* **WHAT IS REQUIRED**
Print the complete set of entries exactly.

[A run of records]

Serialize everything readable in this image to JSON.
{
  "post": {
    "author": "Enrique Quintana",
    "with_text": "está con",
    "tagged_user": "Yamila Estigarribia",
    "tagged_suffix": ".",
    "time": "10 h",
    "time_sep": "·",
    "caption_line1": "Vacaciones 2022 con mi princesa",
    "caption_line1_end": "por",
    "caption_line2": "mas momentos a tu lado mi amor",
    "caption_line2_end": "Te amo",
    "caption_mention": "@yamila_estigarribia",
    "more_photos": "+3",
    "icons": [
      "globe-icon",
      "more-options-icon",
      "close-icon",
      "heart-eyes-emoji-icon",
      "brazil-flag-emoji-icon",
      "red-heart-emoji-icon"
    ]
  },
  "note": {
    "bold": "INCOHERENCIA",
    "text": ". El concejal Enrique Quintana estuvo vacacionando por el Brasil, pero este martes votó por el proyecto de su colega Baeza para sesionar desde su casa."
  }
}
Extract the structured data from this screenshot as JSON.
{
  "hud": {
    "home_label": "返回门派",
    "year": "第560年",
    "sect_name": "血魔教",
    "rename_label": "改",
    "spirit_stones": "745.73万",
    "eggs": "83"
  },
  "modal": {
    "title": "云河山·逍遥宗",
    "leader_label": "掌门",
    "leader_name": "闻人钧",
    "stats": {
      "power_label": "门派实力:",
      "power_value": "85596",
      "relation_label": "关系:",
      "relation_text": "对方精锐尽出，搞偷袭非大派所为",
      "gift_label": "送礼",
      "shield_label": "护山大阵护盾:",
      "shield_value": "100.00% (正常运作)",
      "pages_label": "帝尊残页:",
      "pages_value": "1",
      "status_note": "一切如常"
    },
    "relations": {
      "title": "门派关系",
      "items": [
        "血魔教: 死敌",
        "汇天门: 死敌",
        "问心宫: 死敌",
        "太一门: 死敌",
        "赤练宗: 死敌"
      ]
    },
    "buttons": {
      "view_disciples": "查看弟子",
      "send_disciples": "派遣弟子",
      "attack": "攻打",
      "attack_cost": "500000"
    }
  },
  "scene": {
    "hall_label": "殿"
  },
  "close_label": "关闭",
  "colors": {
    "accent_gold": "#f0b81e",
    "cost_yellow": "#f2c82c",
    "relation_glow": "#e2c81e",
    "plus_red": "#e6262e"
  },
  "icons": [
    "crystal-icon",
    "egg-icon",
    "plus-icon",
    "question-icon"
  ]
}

* **COMPLETE RESPONSE**
Serialize everything readable in this image to JSON.
{
  "post": {
    "author": "Enrique Quintana",
    "with_text": "está con",
    "tagged_user": "Yamila Estigarribia",
    "tagged_suffix": ".",
    "time": "10 h",
    "time_sep": "·",
    "caption_line1": "Vacaciones 2022 con mi princesa",
    "caption_line1_end": "por",
    "caption_line2": "mas momentos a tu lado mi amor",
    "caption_line2_end": "Te amo",
    "caption_mention": "@yamila_estigarribia",
    "more_photos": "+3",
    "icons": [
      "globe-icon",
      "more-options-icon",
      "close-icon",
      "heart-eyes-emoji-icon",
      "brazil-flag-emoji-icon",
      "red-heart-emoji-icon"
    ]
  },
  "note": {
    "bold": "INCOHERENCIA",
    "text": ". El concejal Enrique Quintana estuvo vacacionando por el Brasil, pero este martes votó por el proyecto de su colega Baeza para sesionar desde su casa."
  }
}
Extract the structured data from this screenshot as JSON.
{
  "hud": {
    "home_label": "返回门派",
    "year": "第560年",
    "sect_name": "血魔教",
    "rename_label": "改",
    "spirit_stones": "745.73万",
    "eggs": "83"
  },
  "modal": {
    "title": "云河山·逍遥宗",
    "leader_label": "掌门",
    "leader_name": "闻人钧",
    "stats": {
      "power_label": "门派实力:",
      "power_value": "85596",
      "relation_label": "关系:",
      "relation_text": "对方精锐尽出，搞偷袭非大派所为",
      "gift_label": "送礼",
      "shield_label": "护山大阵护盾:",
      "shield_value": "100.00% (正常运作)",
      "pages_label": "帝尊残页:",
      "pages_value": "1",
      "status_note": "一切如常"
    },
    "relations": {
      "title": "门派关系",
      "items": [
        "血魔教: 死敌",
        "汇天门: 死敌",
        "问心宫: 死敌",
        "太一门: 死敌",
        "赤练宗: 死敌"
      ]
    },
    "buttons": {
      "view_disciples": "查看弟子",
      "send_disciples": "派遣弟子",
      "attack": "攻打",
      "attack_cost": "500000"
    }
  },
  "scene": {
    "hall_label": "殿"
  },
  "close_label": "关闭",
  "colors": {
    "accent_gold": "#f0b81e",
    "cost_yellow": "#f2c82c",
    "relation_glow": "#e2c81e",
    "plus_red": "#e6262e"
  },
  "icons": [
    "crystal-icon",
    "egg-icon",
    "plus-icon",
    "question-icon"
  ]
}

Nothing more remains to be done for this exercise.